§ Short exercise: Report each line of the data that includes the word "type".

[START Records for the task]

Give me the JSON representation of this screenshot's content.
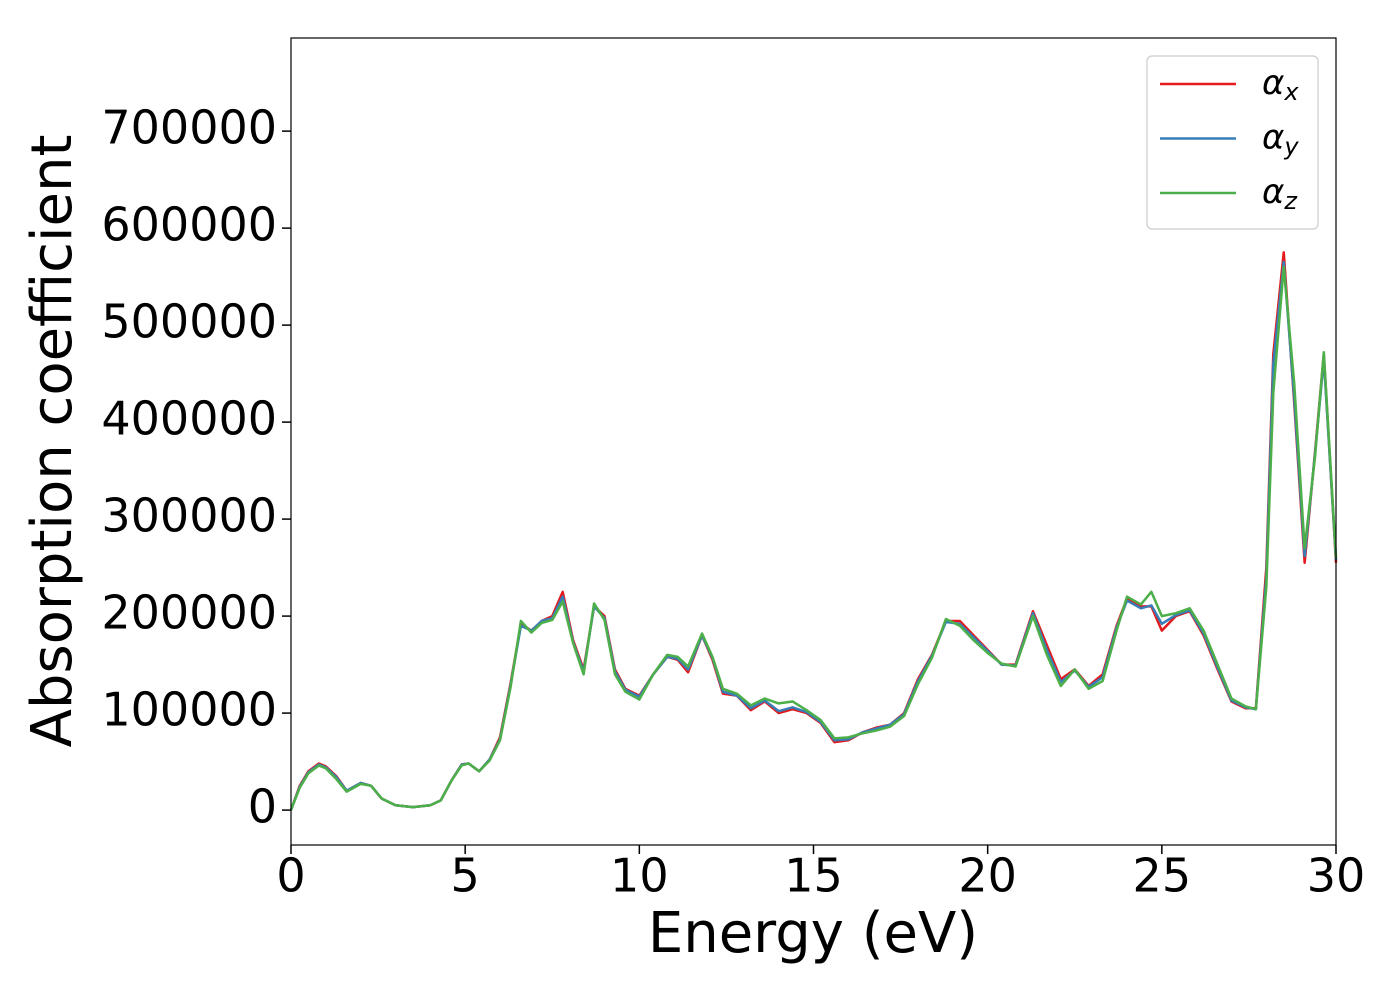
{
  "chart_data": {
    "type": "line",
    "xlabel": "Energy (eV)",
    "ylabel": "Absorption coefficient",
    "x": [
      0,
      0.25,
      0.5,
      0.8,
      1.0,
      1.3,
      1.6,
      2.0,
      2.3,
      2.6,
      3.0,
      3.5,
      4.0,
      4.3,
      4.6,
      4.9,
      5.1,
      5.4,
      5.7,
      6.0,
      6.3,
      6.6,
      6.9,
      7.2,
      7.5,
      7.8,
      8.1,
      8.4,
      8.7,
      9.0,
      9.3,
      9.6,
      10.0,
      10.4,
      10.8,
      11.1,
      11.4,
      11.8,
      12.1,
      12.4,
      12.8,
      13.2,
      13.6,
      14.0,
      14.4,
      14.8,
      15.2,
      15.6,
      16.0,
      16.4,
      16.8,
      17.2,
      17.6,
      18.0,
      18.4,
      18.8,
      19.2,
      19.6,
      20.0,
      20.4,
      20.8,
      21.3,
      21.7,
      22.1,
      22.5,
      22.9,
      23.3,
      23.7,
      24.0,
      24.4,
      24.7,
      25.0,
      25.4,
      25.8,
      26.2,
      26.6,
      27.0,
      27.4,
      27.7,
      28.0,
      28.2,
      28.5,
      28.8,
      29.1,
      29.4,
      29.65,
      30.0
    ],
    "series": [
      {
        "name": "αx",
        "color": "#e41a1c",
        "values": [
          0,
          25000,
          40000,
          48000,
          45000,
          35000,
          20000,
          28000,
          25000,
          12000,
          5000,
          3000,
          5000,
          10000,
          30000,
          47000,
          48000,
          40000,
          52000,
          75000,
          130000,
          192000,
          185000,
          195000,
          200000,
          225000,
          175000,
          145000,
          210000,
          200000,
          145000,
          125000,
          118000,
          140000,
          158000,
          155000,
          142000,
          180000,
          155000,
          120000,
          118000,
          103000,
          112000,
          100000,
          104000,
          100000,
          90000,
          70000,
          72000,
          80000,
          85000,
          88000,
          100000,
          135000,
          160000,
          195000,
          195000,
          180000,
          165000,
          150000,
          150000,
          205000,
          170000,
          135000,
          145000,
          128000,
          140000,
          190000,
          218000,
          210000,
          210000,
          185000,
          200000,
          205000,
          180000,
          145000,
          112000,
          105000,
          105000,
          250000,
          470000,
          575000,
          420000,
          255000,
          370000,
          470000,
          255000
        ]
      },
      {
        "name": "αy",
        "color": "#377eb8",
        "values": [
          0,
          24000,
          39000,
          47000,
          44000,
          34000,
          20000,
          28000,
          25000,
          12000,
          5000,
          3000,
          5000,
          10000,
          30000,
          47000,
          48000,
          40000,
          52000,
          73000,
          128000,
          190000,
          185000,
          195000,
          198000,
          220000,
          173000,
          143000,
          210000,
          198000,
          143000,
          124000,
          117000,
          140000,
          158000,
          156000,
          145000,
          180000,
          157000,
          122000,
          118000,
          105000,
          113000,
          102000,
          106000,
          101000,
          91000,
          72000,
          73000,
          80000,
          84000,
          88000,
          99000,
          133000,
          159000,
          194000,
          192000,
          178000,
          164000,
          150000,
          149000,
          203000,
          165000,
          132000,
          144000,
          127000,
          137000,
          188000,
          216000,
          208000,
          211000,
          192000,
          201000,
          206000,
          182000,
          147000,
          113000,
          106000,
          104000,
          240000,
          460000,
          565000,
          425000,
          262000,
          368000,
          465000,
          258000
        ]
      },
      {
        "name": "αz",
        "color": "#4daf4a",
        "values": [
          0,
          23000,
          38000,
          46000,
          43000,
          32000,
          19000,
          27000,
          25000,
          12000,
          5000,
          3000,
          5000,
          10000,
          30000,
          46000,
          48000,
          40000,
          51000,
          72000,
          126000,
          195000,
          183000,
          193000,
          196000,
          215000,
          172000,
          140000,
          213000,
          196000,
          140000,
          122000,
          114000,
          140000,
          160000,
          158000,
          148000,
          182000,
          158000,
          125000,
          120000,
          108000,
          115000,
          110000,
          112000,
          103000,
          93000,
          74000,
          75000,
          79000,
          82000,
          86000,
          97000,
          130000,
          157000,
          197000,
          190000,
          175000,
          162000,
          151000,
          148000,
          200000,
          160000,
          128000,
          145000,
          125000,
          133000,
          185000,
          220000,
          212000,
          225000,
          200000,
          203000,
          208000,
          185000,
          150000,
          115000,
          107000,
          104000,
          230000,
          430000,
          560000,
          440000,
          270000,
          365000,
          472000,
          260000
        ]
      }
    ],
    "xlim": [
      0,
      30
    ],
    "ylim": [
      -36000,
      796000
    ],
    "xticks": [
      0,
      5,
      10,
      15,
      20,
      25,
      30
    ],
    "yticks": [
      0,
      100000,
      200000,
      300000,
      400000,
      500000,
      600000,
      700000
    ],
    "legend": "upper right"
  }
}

[END Records for the task]
[START Records for the task]

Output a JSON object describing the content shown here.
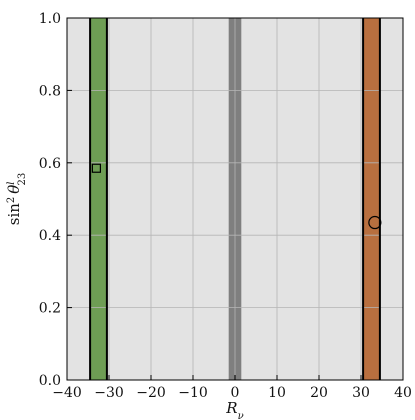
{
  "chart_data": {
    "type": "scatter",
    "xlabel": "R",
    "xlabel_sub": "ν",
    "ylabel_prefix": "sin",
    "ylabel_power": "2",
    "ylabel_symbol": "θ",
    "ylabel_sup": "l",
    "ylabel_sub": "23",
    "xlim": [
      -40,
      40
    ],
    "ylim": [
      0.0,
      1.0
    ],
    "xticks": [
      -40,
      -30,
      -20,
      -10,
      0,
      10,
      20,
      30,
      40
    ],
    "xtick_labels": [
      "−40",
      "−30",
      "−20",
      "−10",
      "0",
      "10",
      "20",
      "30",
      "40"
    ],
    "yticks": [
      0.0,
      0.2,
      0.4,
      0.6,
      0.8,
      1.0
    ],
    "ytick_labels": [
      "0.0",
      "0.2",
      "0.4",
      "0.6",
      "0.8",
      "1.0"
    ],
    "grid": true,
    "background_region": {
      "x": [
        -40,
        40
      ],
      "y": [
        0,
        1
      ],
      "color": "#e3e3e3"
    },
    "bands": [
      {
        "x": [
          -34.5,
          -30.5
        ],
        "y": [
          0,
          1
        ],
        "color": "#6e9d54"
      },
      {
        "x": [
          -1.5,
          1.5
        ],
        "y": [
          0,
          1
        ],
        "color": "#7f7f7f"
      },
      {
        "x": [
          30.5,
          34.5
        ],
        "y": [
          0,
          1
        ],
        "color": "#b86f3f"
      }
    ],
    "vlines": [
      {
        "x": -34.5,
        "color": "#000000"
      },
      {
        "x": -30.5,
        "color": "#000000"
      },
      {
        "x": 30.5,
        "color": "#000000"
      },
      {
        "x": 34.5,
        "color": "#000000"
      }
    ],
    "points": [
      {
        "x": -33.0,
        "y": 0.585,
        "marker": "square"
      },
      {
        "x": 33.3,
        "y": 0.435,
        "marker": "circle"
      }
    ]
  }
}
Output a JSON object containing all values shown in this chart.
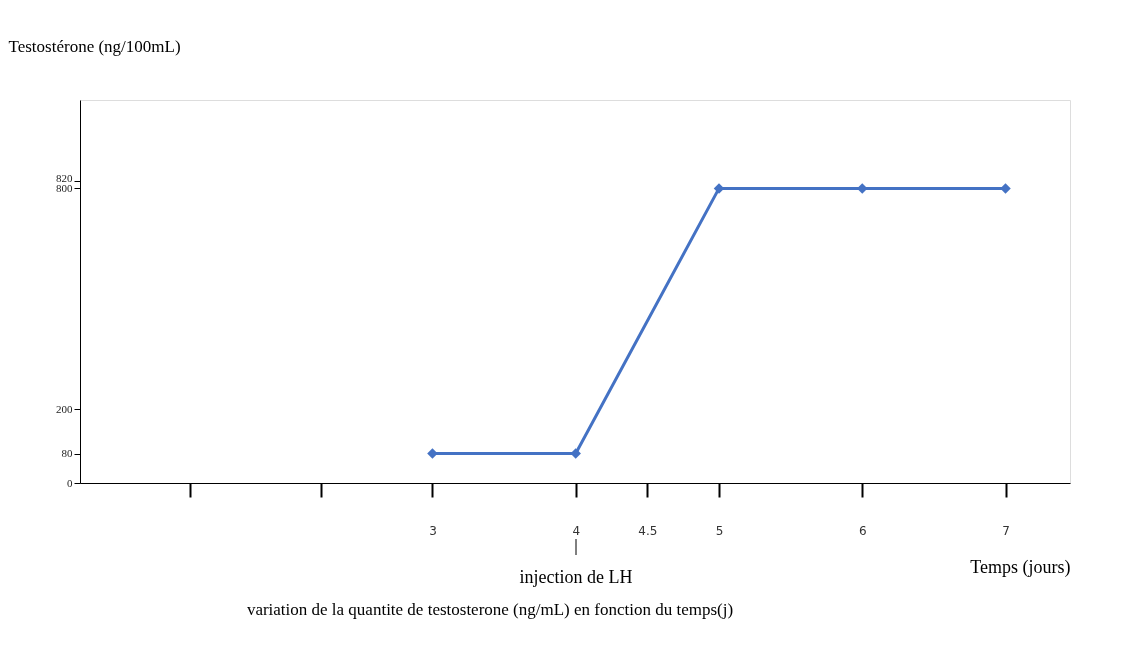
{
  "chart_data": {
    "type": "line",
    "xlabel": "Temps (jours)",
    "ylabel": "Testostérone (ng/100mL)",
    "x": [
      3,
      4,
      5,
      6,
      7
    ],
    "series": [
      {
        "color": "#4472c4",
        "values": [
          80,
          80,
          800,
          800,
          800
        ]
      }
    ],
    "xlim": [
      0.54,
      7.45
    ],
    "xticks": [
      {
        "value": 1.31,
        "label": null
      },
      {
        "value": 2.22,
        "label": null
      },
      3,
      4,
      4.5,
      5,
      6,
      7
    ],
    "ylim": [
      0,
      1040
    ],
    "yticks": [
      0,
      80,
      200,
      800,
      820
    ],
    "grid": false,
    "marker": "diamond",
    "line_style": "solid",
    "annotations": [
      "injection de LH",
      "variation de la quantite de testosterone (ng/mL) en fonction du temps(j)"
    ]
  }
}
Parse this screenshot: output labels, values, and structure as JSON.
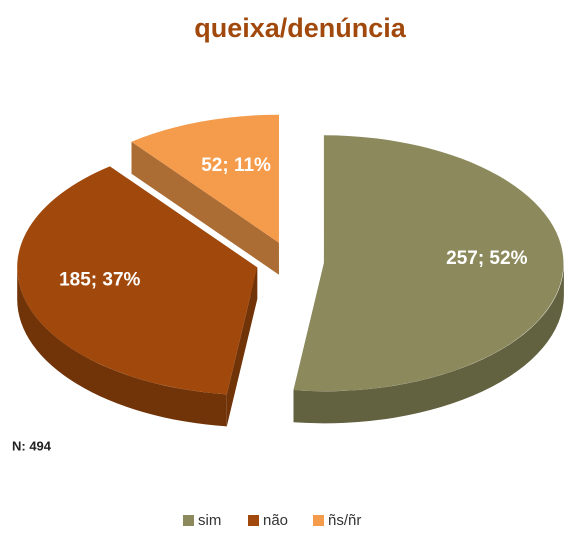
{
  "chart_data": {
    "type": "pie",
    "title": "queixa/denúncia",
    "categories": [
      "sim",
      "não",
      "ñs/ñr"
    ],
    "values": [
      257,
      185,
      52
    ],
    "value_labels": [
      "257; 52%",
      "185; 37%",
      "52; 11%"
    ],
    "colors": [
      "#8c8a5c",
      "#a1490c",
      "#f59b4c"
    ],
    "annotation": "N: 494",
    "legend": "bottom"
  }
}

[END Records for the task]

§ Output below:
    "type": "line",
    "type": "scatter",
    "type": "line",
    "type": "pie",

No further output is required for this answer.